Problem to work on |
Return all entries precisely as they stand, without the images.

>> Start Available records

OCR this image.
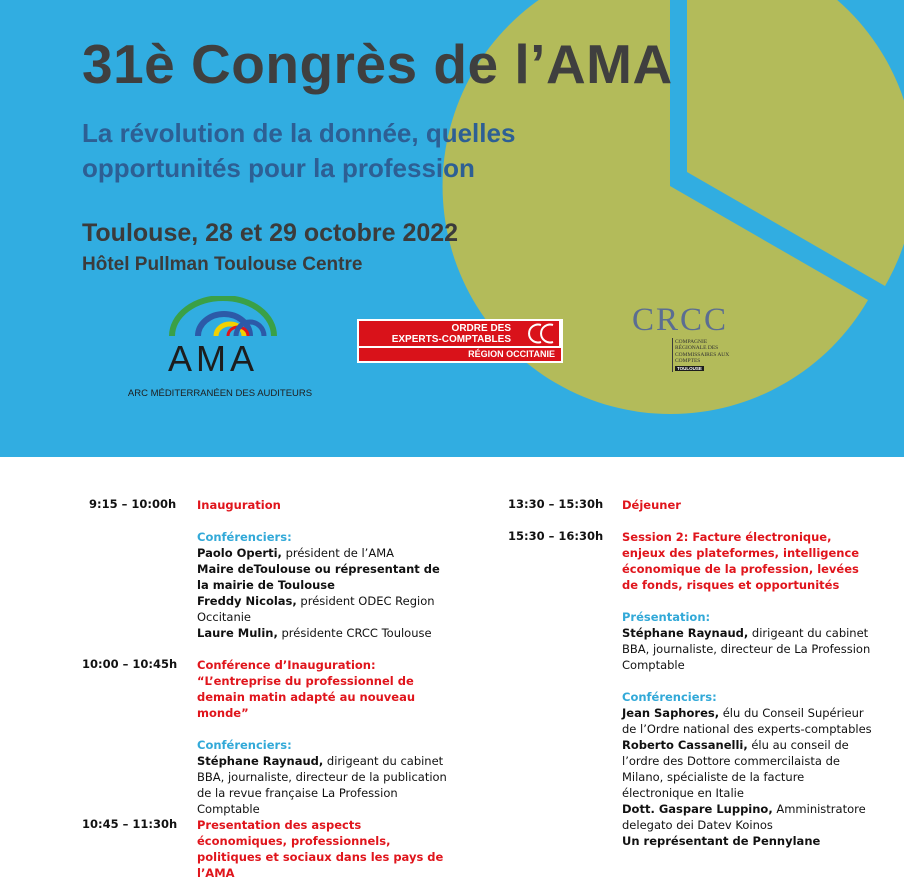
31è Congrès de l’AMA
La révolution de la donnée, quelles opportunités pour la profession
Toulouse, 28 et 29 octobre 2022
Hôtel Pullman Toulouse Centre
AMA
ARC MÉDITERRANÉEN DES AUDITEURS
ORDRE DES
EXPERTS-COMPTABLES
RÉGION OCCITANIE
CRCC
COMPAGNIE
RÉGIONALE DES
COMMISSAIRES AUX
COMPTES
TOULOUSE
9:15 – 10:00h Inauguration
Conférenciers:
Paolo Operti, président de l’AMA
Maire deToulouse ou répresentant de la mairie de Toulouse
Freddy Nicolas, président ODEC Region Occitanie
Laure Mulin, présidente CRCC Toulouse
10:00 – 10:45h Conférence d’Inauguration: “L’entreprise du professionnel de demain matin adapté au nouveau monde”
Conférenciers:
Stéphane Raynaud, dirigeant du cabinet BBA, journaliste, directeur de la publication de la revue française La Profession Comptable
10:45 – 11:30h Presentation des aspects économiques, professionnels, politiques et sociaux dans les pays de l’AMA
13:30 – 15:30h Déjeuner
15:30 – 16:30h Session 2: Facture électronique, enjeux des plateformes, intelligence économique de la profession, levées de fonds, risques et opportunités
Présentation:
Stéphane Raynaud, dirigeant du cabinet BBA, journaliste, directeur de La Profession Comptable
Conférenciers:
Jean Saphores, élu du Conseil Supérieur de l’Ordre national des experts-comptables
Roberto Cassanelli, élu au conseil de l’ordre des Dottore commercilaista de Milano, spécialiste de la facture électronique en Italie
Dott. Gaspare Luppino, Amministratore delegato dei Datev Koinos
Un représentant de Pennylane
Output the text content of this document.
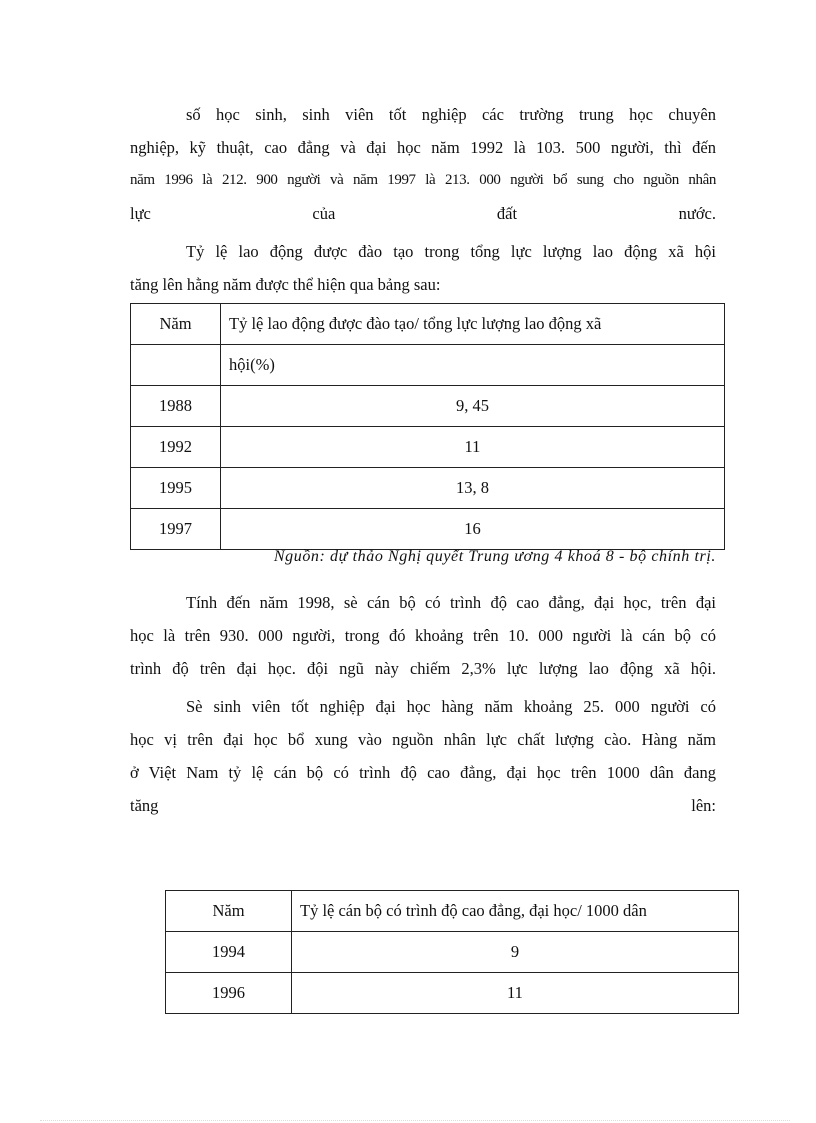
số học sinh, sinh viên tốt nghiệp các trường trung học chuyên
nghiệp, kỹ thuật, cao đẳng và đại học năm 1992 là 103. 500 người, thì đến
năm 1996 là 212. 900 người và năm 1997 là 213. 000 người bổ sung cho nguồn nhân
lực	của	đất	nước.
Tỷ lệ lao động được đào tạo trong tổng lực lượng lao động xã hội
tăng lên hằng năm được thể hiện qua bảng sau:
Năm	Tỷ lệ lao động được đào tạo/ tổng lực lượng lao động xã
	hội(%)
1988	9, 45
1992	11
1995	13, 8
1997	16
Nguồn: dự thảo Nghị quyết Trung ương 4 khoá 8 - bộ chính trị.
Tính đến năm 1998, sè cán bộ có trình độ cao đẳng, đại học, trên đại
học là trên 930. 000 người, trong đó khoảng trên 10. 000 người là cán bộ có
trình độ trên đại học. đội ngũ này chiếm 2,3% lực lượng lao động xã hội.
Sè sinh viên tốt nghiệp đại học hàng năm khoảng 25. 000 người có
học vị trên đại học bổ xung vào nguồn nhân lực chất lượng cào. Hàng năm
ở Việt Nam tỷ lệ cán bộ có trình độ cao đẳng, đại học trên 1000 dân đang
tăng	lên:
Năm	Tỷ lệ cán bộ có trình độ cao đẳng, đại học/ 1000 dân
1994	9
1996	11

>> End Available records

Exercise result |
OCR this image.
31è Congrès de l’AMA
La révolution de la donnée, quelles opportunités pour la profession
Toulouse, 28 et 29 octobre 2022
Hôtel Pullman Toulouse Centre
AMA
ARC MÉDITERRANÉEN DES AUDITEURS
ORDRE DES
EXPERTS-COMPTABLES
RÉGION OCCITANIE
CRCC
COMPAGNIE
RÉGIONALE DES
COMMISSAIRES AUX
COMPTES
TOULOUSE
9:15 – 10:00h Inauguration
Conférenciers:
Paolo Operti, président de l’AMA
Maire deToulouse ou répresentant de la mairie de Toulouse
Freddy Nicolas, président ODEC Region Occitanie
Laure Mulin, présidente CRCC Toulouse
10:00 – 10:45h Conférence d’Inauguration: “L’entreprise du professionnel de demain matin adapté au nouveau monde”
Conférenciers:
Stéphane Raynaud, dirigeant du cabinet BBA, journaliste, directeur de la publication de la revue française La Profession Comptable
10:45 – 11:30h Presentation des aspects économiques, professionnels, politiques et sociaux dans les pays de l’AMA
13:30 – 15:30h Déjeuner
15:30 – 16:30h Session 2: Facture électronique, enjeux des plateformes, intelligence économique de la profession, levées de fonds, risques et opportunités
Présentation:
Stéphane Raynaud, dirigeant du cabinet BBA, journaliste, directeur de La Profession Comptable
Conférenciers:
Jean Saphores, élu du Conseil Supérieur de l’Ordre national des experts-comptables
Roberto Cassanelli, élu au conseil de l’ordre des Dottore commercilaista de Milano, spécialiste de la facture électronique en Italie
Dott. Gaspare Luppino, Amministratore delegato dei Datev Koinos
Un représentant de Pennylane
Output the text content of this document.
số học sinh, sinh viên tốt nghiệp các trường trung học chuyên
nghiệp, kỹ thuật, cao đẳng và đại học năm 1992 là 103. 500 người, thì đến
năm 1996 là 212. 900 người và năm 1997 là 213. 000 người bổ sung cho nguồn nhân
lực	của	đất	nước.
Tỷ lệ lao động được đào tạo trong tổng lực lượng lao động xã hội
tăng lên hằng năm được thể hiện qua bảng sau:
Năm	Tỷ lệ lao động được đào tạo/ tổng lực lượng lao động xã
	hội(%)
1988	9, 45
1992	11
1995	13, 8
1997	16
Nguồn: dự thảo Nghị quyết Trung ương 4 khoá 8 - bộ chính trị.
Tính đến năm 1998, sè cán bộ có trình độ cao đẳng, đại học, trên đại
học là trên 930. 000 người, trong đó khoảng trên 10. 000 người là cán bộ có
trình độ trên đại học. đội ngũ này chiếm 2,3% lực lượng lao động xã hội.
Sè sinh viên tốt nghiệp đại học hàng năm khoảng 25. 000 người có
học vị trên đại học bổ xung vào nguồn nhân lực chất lượng cào. Hàng năm
ở Việt Nam tỷ lệ cán bộ có trình độ cao đẳng, đại học trên 1000 dân đang
tăng	lên:
Năm	Tỷ lệ cán bộ có trình độ cao đẳng, đại học/ 1000 dân
1994	9
1996	11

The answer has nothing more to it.